Records from a collection of figures
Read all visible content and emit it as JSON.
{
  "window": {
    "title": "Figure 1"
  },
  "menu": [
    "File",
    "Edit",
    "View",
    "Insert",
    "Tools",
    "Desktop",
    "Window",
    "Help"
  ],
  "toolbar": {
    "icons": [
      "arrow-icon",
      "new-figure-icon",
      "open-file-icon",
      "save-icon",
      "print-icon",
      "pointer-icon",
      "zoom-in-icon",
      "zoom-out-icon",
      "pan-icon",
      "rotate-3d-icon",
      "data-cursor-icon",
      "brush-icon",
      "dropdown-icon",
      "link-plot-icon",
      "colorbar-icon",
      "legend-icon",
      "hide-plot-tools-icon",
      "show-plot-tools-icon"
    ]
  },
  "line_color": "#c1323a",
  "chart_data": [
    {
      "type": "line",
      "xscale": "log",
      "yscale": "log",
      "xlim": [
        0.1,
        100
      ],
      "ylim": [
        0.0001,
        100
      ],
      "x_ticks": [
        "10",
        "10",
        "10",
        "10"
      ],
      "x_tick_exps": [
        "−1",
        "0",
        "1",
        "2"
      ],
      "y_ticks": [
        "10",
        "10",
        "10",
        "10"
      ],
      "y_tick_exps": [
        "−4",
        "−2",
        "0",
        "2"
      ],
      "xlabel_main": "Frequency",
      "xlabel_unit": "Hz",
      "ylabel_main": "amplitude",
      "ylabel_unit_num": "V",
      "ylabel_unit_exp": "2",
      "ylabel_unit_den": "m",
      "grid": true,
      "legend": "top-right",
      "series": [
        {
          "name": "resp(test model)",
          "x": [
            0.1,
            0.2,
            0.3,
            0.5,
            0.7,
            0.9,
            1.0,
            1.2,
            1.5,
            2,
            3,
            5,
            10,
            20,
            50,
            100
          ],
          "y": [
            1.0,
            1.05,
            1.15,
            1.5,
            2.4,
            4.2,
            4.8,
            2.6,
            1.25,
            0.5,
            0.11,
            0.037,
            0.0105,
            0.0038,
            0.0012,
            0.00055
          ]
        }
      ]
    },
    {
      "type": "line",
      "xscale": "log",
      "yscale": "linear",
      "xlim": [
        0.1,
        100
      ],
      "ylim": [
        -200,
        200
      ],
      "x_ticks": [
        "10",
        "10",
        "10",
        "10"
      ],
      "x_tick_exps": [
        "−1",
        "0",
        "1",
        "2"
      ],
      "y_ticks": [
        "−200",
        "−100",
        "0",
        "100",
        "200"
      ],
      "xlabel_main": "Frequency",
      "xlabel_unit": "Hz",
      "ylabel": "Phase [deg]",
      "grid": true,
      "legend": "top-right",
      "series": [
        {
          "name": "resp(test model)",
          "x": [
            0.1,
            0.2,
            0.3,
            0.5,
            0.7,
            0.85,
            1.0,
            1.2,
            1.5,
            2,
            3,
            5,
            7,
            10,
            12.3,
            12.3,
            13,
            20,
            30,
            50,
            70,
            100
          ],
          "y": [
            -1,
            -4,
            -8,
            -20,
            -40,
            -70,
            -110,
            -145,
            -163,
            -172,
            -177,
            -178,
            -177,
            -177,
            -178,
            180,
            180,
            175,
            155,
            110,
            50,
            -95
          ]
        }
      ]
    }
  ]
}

> **Task requirements**
Give every line of the material again, exactly as it reads.

> **Exercise solution**
Read all visible content and emit it as JSON.
{
  "window": {
    "title": "Figure 1"
  },
  "menu": [
    "File",
    "Edit",
    "View",
    "Insert",
    "Tools",
    "Desktop",
    "Window",
    "Help"
  ],
  "toolbar": {
    "icons": [
      "arrow-icon",
      "new-figure-icon",
      "open-file-icon",
      "save-icon",
      "print-icon",
      "pointer-icon",
      "zoom-in-icon",
      "zoom-out-icon",
      "pan-icon",
      "rotate-3d-icon",
      "data-cursor-icon",
      "brush-icon",
      "dropdown-icon",
      "link-plot-icon",
      "colorbar-icon",
      "legend-icon",
      "hide-plot-tools-icon",
      "show-plot-tools-icon"
    ]
  },
  "line_color": "#c1323a",
  "chart_data": [
    {
      "type": "line",
      "xscale": "log",
      "yscale": "log",
      "xlim": [
        0.1,
        100
      ],
      "ylim": [
        0.0001,
        100
      ],
      "x_ticks": [
        "10",
        "10",
        "10",
        "10"
      ],
      "x_tick_exps": [
        "−1",
        "0",
        "1",
        "2"
      ],
      "y_ticks": [
        "10",
        "10",
        "10",
        "10"
      ],
      "y_tick_exps": [
        "−4",
        "−2",
        "0",
        "2"
      ],
      "xlabel_main": "Frequency",
      "xlabel_unit": "Hz",
      "ylabel_main": "amplitude",
      "ylabel_unit_num": "V",
      "ylabel_unit_exp": "2",
      "ylabel_unit_den": "m",
      "grid": true,
      "legend": "top-right",
      "series": [
        {
          "name": "resp(test model)",
          "x": [
            0.1,
            0.2,
            0.3,
            0.5,
            0.7,
            0.9,
            1.0,
            1.2,
            1.5,
            2,
            3,
            5,
            10,
            20,
            50,
            100
          ],
          "y": [
            1.0,
            1.05,
            1.15,
            1.5,
            2.4,
            4.2,
            4.8,
            2.6,
            1.25,
            0.5,
            0.11,
            0.037,
            0.0105,
            0.0038,
            0.0012,
            0.00055
          ]
        }
      ]
    },
    {
      "type": "line",
      "xscale": "log",
      "yscale": "linear",
      "xlim": [
        0.1,
        100
      ],
      "ylim": [
        -200,
        200
      ],
      "x_ticks": [
        "10",
        "10",
        "10",
        "10"
      ],
      "x_tick_exps": [
        "−1",
        "0",
        "1",
        "2"
      ],
      "y_ticks": [
        "−200",
        "−100",
        "0",
        "100",
        "200"
      ],
      "xlabel_main": "Frequency",
      "xlabel_unit": "Hz",
      "ylabel": "Phase [deg]",
      "grid": true,
      "legend": "top-right",
      "series": [
        {
          "name": "resp(test model)",
          "x": [
            0.1,
            0.2,
            0.3,
            0.5,
            0.7,
            0.85,
            1.0,
            1.2,
            1.5,
            2,
            3,
            5,
            7,
            10,
            12.3,
            12.3,
            13,
            20,
            30,
            50,
            70,
            100
          ],
          "y": [
            -1,
            -4,
            -8,
            -20,
            -40,
            -70,
            -110,
            -145,
            -163,
            -172,
            -177,
            -178,
            -177,
            -177,
            -178,
            180,
            180,
            175,
            155,
            110,
            50,
            -95
          ]
        }
      ]
    }
  ]
}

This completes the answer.